26:40 Et donc cette génération, je l'appelle demain à se mobiliser,
26:44 et je lui dis solennellement à cette génération
26:47 que le militantisme de caméra, il est important,
26:51 mais il ne doit pas se limiter à ça.
26:54 On doit descendre sur le terrain, on doit montrer qu'on est mobilisé
26:57 parce que lorsqu'il y a eu Black Lives Matter,
26:59 on est descendu sur le terrain et on a vu que ça a fait bouger les choses.
27:03 Et on ne doit pas être militant uniquement au moment chaud.
27:07 Il faut aussi se mobiliser de manière constante sur toute la durée.
27:12 Pour la Palestine, c'est exactement la même chose.
27:14 On ne doit pas attendre qu'il y ait des faits internationaux,
27:18 notamment en termes de mort, pour se mobiliser.
27:21 On doit se mobiliser en permanence.
27:23 Et moi je dis aux jeunes qui vont venir demain,
27:26 vous n'allez pas vous arrêter à demain.
27:28 Ce n'est pas parce qu'il n'y aura plus de caméra
27:30 que vous n'allez pas sortir sur le terrain.
27:32 On doit le faire de manière constante,
27:34 et c'est ce que j'ai fait à travers mon action
27:37 dans le collectif Mémoire Coloniale lutte contre la discrimination
27:40 depuis une bonne dizaine d'années.
──────────────────────────────
Consigne A: Dans la transcription, relevez toutes les actions introduites par « on doit » à la forme affirmative, sans tenir compte des tournures en « on ne doit pas ».
Consigne B:
Répondez à ces questions sur la transcription, une réponse par ligne :
(i) Quel mouvement l'orateur cite-t-il comme exemple d'une mobilisation sur le terrain qui a fait bouger les choses ?
(ii) Pour quelle cause dit-il que c'est « exactement la même chose » ?
(iii) Depuis combien de temps mène-t-il son action au sein du collectif ?
Consigne C: Recopiez le passage de la transcription qui commence par « 27:14 On ne » et se poursuit jusqu'à « mobiliser en permanence. ».

Entrées issues d'une collection de données
──────────────────────────────
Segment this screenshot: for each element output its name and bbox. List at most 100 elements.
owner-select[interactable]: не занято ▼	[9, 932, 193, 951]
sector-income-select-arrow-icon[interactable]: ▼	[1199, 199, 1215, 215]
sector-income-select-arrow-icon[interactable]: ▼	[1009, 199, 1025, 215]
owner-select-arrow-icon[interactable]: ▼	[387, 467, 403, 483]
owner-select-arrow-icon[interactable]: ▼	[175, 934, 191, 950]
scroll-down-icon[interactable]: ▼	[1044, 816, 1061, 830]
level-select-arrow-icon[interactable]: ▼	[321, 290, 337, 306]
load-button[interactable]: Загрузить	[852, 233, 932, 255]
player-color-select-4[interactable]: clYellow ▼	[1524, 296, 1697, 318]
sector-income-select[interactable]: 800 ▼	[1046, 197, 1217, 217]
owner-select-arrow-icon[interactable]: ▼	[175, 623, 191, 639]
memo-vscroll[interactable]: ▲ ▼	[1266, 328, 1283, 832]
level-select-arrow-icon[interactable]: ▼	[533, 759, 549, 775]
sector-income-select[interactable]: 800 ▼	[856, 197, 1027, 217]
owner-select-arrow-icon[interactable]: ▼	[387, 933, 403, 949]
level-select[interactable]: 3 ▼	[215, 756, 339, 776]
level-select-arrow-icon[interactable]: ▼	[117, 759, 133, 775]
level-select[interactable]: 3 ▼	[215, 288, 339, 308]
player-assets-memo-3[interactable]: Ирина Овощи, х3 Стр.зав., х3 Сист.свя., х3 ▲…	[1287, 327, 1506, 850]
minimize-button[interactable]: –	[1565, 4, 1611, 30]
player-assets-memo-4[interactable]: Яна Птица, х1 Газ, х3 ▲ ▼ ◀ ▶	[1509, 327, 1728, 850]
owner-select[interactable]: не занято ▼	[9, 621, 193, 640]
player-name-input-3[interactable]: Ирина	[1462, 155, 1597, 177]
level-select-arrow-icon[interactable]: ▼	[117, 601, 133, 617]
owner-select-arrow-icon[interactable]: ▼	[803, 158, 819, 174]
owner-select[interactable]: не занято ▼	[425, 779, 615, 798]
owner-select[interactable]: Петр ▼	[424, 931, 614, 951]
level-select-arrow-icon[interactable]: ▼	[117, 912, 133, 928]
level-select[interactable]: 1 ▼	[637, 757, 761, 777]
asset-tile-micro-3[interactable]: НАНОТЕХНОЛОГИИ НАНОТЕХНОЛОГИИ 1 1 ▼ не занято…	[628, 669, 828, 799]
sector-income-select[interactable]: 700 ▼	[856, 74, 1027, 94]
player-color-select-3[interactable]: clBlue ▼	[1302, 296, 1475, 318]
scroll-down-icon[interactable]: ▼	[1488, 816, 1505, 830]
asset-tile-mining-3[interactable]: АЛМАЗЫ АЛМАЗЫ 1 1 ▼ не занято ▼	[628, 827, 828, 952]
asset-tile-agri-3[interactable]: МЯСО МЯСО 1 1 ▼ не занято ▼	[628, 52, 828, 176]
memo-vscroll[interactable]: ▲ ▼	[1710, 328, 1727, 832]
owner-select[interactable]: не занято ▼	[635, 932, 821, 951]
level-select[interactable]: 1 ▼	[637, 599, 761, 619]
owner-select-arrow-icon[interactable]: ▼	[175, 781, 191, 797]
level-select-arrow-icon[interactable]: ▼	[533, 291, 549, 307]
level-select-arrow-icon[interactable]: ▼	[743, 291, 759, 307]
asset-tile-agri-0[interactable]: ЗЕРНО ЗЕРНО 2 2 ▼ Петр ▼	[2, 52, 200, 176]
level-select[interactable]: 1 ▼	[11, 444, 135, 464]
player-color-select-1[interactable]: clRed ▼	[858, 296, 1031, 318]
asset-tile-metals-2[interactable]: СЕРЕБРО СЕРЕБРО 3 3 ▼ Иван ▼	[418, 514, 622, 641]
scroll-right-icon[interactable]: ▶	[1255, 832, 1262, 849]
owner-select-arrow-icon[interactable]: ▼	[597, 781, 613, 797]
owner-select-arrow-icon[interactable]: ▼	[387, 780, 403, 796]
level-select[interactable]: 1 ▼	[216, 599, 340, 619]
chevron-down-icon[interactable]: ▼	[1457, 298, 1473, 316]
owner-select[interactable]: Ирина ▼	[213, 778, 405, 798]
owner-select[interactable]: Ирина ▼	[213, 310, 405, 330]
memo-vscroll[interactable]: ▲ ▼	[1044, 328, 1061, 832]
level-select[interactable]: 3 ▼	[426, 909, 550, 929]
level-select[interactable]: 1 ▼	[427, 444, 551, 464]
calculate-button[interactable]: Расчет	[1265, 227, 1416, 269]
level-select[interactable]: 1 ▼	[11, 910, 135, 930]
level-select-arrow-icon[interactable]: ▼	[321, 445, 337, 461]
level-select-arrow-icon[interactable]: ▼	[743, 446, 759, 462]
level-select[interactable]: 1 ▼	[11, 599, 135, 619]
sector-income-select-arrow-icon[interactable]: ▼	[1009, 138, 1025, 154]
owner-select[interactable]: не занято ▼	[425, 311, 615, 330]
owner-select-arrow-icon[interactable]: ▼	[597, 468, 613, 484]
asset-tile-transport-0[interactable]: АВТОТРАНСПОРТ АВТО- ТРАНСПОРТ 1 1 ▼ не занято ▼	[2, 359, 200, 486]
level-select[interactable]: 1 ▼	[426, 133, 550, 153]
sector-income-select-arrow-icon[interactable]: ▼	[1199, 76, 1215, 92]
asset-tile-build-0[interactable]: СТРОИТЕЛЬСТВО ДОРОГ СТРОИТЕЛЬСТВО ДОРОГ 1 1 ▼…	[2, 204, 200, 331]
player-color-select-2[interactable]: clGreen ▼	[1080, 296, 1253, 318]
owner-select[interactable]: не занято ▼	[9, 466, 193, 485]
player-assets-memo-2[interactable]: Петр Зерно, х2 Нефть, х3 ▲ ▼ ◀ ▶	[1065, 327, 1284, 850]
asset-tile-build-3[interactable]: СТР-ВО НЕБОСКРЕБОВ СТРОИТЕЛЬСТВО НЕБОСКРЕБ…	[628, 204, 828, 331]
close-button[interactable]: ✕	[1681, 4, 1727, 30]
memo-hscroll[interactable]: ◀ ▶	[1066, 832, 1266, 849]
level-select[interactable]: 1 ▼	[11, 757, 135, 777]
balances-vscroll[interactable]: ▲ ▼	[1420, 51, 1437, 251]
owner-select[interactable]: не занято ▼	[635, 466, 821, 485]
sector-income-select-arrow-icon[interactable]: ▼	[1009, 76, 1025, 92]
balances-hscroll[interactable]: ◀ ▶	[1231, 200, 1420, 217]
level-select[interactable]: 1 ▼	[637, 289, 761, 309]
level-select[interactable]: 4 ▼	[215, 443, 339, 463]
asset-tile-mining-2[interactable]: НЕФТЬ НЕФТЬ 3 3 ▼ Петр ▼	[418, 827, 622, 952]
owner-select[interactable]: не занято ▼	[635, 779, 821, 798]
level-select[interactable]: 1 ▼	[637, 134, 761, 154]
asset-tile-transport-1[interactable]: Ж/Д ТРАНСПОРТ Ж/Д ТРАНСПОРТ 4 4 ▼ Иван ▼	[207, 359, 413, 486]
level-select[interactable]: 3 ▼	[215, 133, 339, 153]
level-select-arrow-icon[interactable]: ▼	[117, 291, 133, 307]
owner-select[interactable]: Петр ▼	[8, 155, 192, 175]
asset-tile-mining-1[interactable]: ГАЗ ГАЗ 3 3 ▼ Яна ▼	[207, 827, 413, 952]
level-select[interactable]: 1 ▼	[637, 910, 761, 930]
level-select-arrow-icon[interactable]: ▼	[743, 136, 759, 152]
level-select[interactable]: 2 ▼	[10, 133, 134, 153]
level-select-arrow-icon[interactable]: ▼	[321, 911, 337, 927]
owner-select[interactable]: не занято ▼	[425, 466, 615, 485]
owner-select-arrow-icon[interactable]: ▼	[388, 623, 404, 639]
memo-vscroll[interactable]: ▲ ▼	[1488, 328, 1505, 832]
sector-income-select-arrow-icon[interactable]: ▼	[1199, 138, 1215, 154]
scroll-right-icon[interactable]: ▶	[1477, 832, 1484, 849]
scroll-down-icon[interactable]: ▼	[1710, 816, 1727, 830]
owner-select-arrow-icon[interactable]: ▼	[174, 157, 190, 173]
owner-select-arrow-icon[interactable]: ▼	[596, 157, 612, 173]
──────────────────────────────
Résultat de l'exercice A:
descendre sur le terrain
montrer qu'on est mobilisé
se mobiliser en permanence
le faire de manière constante

Résultat de l'exercice B:
(i) Black Lives Matter
(ii) La Palestine
(iii) Depuis une bonne dizaine d'années

Résultat de l'exercice C:
27:14 On ne doit pas attendre qu'il y ait des faits internationaux,
27:18 notamment en termes de mort, pour se mobiliser.
27:21 On doit se mobiliser en permanence.